• _Material provided_:
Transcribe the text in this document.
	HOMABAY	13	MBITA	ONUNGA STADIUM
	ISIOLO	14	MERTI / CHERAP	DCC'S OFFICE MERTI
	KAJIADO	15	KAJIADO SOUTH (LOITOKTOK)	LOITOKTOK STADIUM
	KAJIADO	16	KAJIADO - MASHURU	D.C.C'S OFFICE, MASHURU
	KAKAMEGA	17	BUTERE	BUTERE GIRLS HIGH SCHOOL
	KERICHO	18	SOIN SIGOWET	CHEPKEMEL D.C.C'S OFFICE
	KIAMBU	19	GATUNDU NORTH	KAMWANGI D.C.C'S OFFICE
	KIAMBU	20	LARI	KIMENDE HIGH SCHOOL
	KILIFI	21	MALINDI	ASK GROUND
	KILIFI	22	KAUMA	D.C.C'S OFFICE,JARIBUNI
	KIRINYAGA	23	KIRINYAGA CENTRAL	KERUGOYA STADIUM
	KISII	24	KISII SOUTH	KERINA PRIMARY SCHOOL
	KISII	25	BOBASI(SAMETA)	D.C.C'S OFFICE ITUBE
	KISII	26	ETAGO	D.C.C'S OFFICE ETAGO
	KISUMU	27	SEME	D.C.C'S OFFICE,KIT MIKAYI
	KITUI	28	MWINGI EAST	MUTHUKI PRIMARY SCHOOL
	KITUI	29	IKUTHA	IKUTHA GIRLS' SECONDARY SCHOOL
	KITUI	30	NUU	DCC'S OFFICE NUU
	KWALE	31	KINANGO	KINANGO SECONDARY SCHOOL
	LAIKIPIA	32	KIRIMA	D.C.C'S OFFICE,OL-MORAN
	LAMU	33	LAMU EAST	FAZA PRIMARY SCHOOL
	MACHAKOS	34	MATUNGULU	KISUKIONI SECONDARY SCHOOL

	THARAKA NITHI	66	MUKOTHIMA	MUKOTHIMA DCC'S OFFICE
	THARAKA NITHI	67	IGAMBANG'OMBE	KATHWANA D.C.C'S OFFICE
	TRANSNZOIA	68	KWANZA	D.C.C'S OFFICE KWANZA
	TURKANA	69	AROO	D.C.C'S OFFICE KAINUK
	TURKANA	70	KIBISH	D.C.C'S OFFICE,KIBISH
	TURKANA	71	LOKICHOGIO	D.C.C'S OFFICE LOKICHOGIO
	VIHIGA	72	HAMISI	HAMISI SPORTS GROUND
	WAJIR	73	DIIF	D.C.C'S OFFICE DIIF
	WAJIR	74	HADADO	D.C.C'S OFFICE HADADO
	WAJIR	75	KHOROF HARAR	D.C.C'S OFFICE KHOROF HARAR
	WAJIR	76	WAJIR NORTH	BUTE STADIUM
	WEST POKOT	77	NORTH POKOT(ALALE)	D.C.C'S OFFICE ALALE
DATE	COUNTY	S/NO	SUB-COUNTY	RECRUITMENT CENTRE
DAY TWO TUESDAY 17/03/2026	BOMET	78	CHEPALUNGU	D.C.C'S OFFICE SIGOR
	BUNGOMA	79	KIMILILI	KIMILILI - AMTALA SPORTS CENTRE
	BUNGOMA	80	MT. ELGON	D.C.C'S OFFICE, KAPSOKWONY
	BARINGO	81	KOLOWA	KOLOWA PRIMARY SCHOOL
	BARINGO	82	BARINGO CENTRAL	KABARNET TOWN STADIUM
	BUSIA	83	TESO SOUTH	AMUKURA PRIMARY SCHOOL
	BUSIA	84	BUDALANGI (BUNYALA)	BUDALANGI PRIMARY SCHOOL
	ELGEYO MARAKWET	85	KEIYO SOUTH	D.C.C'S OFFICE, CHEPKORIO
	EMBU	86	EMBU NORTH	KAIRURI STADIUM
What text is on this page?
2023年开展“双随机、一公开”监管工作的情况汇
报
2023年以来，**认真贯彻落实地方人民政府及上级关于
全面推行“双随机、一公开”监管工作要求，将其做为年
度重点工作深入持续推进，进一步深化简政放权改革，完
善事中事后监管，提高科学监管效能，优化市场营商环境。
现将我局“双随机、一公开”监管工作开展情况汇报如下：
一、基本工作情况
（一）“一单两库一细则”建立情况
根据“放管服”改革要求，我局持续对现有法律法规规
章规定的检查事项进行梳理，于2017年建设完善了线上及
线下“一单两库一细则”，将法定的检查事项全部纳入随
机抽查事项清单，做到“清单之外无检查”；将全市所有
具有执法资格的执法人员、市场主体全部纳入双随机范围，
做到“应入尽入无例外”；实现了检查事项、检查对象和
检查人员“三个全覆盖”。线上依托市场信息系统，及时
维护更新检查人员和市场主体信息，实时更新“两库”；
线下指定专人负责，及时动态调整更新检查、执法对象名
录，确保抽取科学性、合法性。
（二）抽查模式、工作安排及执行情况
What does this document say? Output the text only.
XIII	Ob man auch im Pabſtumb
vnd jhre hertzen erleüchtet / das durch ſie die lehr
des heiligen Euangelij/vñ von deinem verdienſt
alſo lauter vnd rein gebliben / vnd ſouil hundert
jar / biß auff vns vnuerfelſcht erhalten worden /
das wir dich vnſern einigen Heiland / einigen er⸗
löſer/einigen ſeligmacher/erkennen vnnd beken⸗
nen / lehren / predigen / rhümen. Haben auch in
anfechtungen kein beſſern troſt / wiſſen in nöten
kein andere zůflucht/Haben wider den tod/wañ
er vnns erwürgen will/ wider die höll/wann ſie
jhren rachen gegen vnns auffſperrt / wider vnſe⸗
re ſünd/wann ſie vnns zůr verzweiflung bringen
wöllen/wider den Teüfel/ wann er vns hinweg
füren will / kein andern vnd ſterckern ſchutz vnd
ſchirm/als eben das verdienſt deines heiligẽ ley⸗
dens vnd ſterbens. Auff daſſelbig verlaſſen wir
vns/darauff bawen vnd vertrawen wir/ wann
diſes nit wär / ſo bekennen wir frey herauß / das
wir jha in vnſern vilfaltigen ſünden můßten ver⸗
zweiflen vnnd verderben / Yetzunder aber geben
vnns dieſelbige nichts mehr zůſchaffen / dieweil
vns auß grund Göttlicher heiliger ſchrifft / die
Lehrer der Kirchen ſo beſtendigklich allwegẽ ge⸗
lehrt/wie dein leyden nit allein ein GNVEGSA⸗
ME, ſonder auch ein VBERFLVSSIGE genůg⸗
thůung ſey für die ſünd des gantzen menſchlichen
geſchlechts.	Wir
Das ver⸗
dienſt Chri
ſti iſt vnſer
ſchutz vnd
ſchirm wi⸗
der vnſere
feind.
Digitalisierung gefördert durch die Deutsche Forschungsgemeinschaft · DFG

• _Set exercise_: Retype all the material above precisely, with no line left out.

• _Expected answer_:
Transcribe the text in this document.
	HOMABAY	13	MBITA	ONUNGA STADIUM
	ISIOLO	14	MERTI / CHERAP	DCC'S OFFICE MERTI
	KAJIADO	15	KAJIADO SOUTH (LOITOKTOK)	LOITOKTOK STADIUM
	KAJIADO	16	KAJIADO - MASHURU	D.C.C'S OFFICE, MASHURU
	KAKAMEGA	17	BUTERE	BUTERE GIRLS HIGH SCHOOL
	KERICHO	18	SOIN SIGOWET	CHEPKEMEL D.C.C'S OFFICE
	KIAMBU	19	GATUNDU NORTH	KAMWANGI D.C.C'S OFFICE
	KIAMBU	20	LARI	KIMENDE HIGH SCHOOL
	KILIFI	21	MALINDI	ASK GROUND
	KILIFI	22	KAUMA	D.C.C'S OFFICE,JARIBUNI
	KIRINYAGA	23	KIRINYAGA CENTRAL	KERUGOYA STADIUM
	KISII	24	KISII SOUTH	KERINA PRIMARY SCHOOL
	KISII	25	BOBASI(SAMETA)	D.C.C'S OFFICE ITUBE
	KISII	26	ETAGO	D.C.C'S OFFICE ETAGO
	KISUMU	27	SEME	D.C.C'S OFFICE,KIT MIKAYI
	KITUI	28	MWINGI EAST	MUTHUKI PRIMARY SCHOOL
	KITUI	29	IKUTHA	IKUTHA GIRLS' SECONDARY SCHOOL
	KITUI	30	NUU	DCC'S OFFICE NUU
	KWALE	31	KINANGO	KINANGO SECONDARY SCHOOL
	LAIKIPIA	32	KIRIMA	D.C.C'S OFFICE,OL-MORAN
	LAMU	33	LAMU EAST	FAZA PRIMARY SCHOOL
	MACHAKOS	34	MATUNGULU	KISUKIONI SECONDARY SCHOOL

	THARAKA NITHI	66	MUKOTHIMA	MUKOTHIMA DCC'S OFFICE
	THARAKA NITHI	67	IGAMBANG'OMBE	KATHWANA D.C.C'S OFFICE
	TRANSNZOIA	68	KWANZA	D.C.C'S OFFICE KWANZA
	TURKANA	69	AROO	D.C.C'S OFFICE KAINUK
	TURKANA	70	KIBISH	D.C.C'S OFFICE,KIBISH
	TURKANA	71	LOKICHOGIO	D.C.C'S OFFICE LOKICHOGIO
	VIHIGA	72	HAMISI	HAMISI SPORTS GROUND
	WAJIR	73	DIIF	D.C.C'S OFFICE DIIF
	WAJIR	74	HADADO	D.C.C'S OFFICE HADADO
	WAJIR	75	KHOROF HARAR	D.C.C'S OFFICE KHOROF HARAR
	WAJIR	76	WAJIR NORTH	BUTE STADIUM
	WEST POKOT	77	NORTH POKOT(ALALE)	D.C.C'S OFFICE ALALE
DATE	COUNTY	S/NO	SUB-COUNTY	RECRUITMENT CENTRE
DAY TWO TUESDAY 17/03/2026	BOMET	78	CHEPALUNGU	D.C.C'S OFFICE SIGOR
	BUNGOMA	79	KIMILILI	KIMILILI - AMTALA SPORTS CENTRE
	BUNGOMA	80	MT. ELGON	D.C.C'S OFFICE, KAPSOKWONY
	BARINGO	81	KOLOWA	KOLOWA PRIMARY SCHOOL
	BARINGO	82	BARINGO CENTRAL	KABARNET TOWN STADIUM
	BUSIA	83	TESO SOUTH	AMUKURA PRIMARY SCHOOL
	BUSIA	84	BUDALANGI (BUNYALA)	BUDALANGI PRIMARY SCHOOL
	ELGEYO MARAKWET	85	KEIYO SOUTH	D.C.C'S OFFICE, CHEPKORIO
	EMBU	86	EMBU NORTH	KAIRURI STADIUM
What text is on this page?
2023年开展“双随机、一公开”监管工作的情况汇
报
2023年以来，**认真贯彻落实地方人民政府及上级关于
全面推行“双随机、一公开”监管工作要求，将其做为年
度重点工作深入持续推进，进一步深化简政放权改革，完
善事中事后监管，提高科学监管效能，优化市场营商环境。
现将我局“双随机、一公开”监管工作开展情况汇报如下：
一、基本工作情况
（一）“一单两库一细则”建立情况
根据“放管服”改革要求，我局持续对现有法律法规规
章规定的检查事项进行梳理，于2017年建设完善了线上及
线下“一单两库一细则”，将法定的检查事项全部纳入随
机抽查事项清单，做到“清单之外无检查”；将全市所有
具有执法资格的执法人员、市场主体全部纳入双随机范围，
做到“应入尽入无例外”；实现了检查事项、检查对象和
检查人员“三个全覆盖”。线上依托市场信息系统，及时
维护更新检查人员和市场主体信息，实时更新“两库”；
线下指定专人负责，及时动态调整更新检查、执法对象名
录，确保抽取科学性、合法性。
（二）抽查模式、工作安排及执行情况
What does this document say? Output the text only.
XIII	Ob man auch im Pabſtumb
vnd jhre hertzen erleüchtet / das durch ſie die lehr
des heiligen Euangelij/vñ von deinem verdienſt
alſo lauter vnd rein gebliben / vnd ſouil hundert
jar / biß auff vns vnuerfelſcht erhalten worden /
das wir dich vnſern einigen Heiland / einigen er⸗
löſer/einigen ſeligmacher/erkennen vnnd beken⸗
nen / lehren / predigen / rhümen. Haben auch in
anfechtungen kein beſſern troſt / wiſſen in nöten
kein andere zůflucht/Haben wider den tod/wañ
er vnns erwürgen will/ wider die höll/wann ſie
jhren rachen gegen vnns auffſperrt / wider vnſe⸗
re ſünd/wann ſie vnns zůr verzweiflung bringen
wöllen/wider den Teüfel/ wann er vns hinweg
füren will / kein andern vnd ſterckern ſchutz vnd
ſchirm/als eben das verdienſt deines heiligẽ ley⸗
dens vnd ſterbens. Auff daſſelbig verlaſſen wir
vns/darauff bawen vnd vertrawen wir/ wann
diſes nit wär / ſo bekennen wir frey herauß / das
wir jha in vnſern vilfaltigen ſünden můßten ver⸗
zweiflen vnnd verderben / Yetzunder aber geben
vnns dieſelbige nichts mehr zůſchaffen / dieweil
vns auß grund Göttlicher heiliger ſchrifft / die
Lehrer der Kirchen ſo beſtendigklich allwegẽ ge⸗
lehrt/wie dein leyden nit allein ein GNVEGSA⸗
ME, ſonder auch ein VBERFLVSSIGE genůg⸗
thůung ſey für die ſünd des gantzen menſchlichen
geſchlechts.	Wir
Das ver⸗
dienſt Chri
ſti iſt vnſer
ſchutz vnd
ſchirm wi⸗
der vnſere
feind.
Digitalisierung gefördert durch die Deutsche Forschungsgemeinschaft · DFG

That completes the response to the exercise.